- TEXT BLOCK -
_ _ _
You are viewing a plain text version of this content. The canonical link for it is here.
Posted to httpclient-users@hc.apache.org by Ken Krugler <kk...@transpac.com> on 2009/12/03 04:15:59 UTC

Setting cookie policy with HttpClient 4.0

Below is an email from August 7th, which I'm reviving due to this  
becoming a bigger issue over in Bixo-land.

I've continued to run into this issue with my crawls, but so far I'm  
not doing anything with cookies, so it hasn't been a priority to track  
down.

However another Bixo user also runs into it, and he noticed that by  
switching back to HttpClient 4.0-beta3, the warnings went away.

I believe he just opened HTTPCLIENT-896 as a clone of HTTPCLIENT-773,  
which seemed to be this exact same bug (fixed by Oleg around 17/May/08).

I'm wondering if the bug crept back into the code sometime between  
then and the final release.
_ _ _
- PROMPT 1 -
List every date mentioned in the forum post on cookie policy.
- PROMPT 2 -
Transcribe the records from their first line up to and including the line with "result-value: 4.7 g: [618, 1067, 713, 1117]".
The forum post on cookie policy has no connection to the records.

- INFORMATION GIVEN -
_ _ _
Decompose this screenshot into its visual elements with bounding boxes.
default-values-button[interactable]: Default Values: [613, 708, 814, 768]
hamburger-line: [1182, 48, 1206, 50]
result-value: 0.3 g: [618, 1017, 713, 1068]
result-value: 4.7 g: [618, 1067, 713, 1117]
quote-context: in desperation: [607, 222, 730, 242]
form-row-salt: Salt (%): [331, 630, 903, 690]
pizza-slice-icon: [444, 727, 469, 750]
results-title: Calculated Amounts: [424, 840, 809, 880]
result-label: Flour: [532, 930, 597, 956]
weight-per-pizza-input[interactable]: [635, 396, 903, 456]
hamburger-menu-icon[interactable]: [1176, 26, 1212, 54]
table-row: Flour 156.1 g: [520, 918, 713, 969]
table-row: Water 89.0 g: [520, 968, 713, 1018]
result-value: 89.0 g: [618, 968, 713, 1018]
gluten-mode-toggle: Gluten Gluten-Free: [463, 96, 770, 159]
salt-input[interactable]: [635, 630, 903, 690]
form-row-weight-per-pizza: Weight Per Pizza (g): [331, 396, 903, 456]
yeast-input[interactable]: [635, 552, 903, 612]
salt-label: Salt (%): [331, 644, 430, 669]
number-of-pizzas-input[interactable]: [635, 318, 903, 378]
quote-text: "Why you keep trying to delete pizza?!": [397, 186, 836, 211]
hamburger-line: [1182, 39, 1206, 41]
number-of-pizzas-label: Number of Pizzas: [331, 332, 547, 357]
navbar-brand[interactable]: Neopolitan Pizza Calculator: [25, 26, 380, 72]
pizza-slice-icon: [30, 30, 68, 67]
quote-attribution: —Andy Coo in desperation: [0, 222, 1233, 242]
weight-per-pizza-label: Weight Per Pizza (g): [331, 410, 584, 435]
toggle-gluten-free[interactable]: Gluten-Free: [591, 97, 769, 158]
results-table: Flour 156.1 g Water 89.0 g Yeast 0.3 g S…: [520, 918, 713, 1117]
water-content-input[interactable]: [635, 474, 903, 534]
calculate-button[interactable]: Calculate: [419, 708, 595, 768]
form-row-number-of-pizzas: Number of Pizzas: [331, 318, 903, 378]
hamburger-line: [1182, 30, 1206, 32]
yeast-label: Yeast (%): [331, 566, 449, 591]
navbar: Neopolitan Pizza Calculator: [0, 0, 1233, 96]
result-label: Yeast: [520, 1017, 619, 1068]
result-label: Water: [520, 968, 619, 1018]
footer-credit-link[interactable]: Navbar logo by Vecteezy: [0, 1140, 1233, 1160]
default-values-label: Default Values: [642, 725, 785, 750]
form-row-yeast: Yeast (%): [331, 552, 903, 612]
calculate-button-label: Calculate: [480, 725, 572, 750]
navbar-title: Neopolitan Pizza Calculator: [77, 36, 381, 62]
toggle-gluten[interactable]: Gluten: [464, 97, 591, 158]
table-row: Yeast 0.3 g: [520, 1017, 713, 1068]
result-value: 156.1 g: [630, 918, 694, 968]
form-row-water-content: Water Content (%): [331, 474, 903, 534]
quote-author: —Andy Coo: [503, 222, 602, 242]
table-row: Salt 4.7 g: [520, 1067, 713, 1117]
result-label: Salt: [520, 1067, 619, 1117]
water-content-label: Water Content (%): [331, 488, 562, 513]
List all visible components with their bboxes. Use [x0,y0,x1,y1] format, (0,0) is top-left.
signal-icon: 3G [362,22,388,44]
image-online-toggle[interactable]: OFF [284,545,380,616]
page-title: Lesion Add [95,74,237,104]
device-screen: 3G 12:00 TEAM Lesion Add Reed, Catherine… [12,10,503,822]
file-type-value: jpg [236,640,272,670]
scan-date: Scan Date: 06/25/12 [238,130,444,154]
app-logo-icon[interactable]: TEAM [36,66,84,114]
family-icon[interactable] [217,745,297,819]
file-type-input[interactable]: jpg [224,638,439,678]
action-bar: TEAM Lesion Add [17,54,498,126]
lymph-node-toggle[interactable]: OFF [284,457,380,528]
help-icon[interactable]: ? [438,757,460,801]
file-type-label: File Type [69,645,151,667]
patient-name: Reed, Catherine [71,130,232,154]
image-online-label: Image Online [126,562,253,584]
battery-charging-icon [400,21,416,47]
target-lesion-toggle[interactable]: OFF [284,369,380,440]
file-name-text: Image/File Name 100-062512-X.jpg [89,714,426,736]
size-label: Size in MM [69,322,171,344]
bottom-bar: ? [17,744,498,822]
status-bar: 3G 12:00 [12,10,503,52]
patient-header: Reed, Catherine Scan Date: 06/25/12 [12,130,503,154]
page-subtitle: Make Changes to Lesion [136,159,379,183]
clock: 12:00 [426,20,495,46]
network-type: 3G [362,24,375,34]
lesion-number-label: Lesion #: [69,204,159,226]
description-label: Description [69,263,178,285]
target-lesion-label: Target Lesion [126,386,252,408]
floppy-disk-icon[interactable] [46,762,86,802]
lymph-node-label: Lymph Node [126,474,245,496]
_ _ _
- RESPONSE 1 -
2009/12/03
August 7th
17/May/08

- RESPONSE 2 -
Decompose this screenshot into its visual elements with bounding boxes.
default-values-button[interactable]: Default Values: [613, 708, 814, 768]
hamburger-line: [1182, 48, 1206, 50]
result-value: 0.3 g: [618, 1017, 713, 1068]
result-value: 4.7 g: [618, 1067, 713, 1117]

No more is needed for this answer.